>>>>

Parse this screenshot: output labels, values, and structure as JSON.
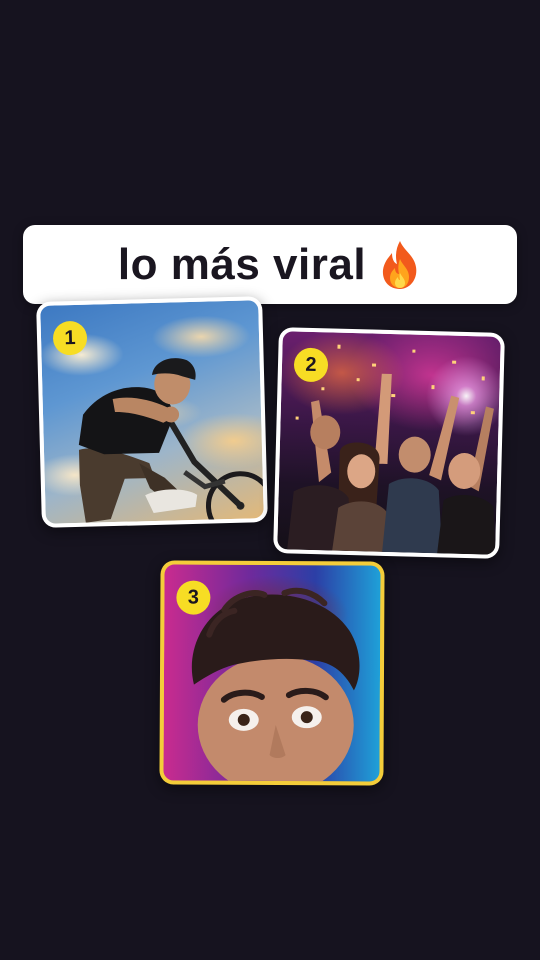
{
  "title": {
    "text": "lo más viral",
    "icon": "fire-icon"
  },
  "cards": [
    {
      "badge": "1",
      "photo": "bmx-rider-photo"
    },
    {
      "badge": "2",
      "photo": "concert-crowd-photo"
    },
    {
      "badge": "3",
      "photo": "surprised-man-photo"
    }
  ],
  "colors": {
    "background": "#16131f",
    "banner": "#ffffff",
    "badge": "#f7dd24",
    "card3_border": "#f4cd3a"
  }
}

<<<<

# Task objective
When you copy the listing, keep every line exactly as it is but leave out all images.

# Response to the task
Parse this screenshot: output labels, values, and structure as JSON.
{
  "title": {
    "text": "lo más viral",
    "icon": "fire-icon"
  },
  "cards": [
    {
      "badge": "1",
      "photo": "bmx-rider-photo"
    },
    {
      "badge": "2",
      "photo": "concert-crowd-photo"
    },
    {
      "badge": "3",
      "photo": "surprised-man-photo"
    }
  ],
  "colors": {
    "background": "#16131f",
    "banner": "#ffffff",
    "badge": "#f7dd24",
    "card3_border": "#f4cd3a"
  }
}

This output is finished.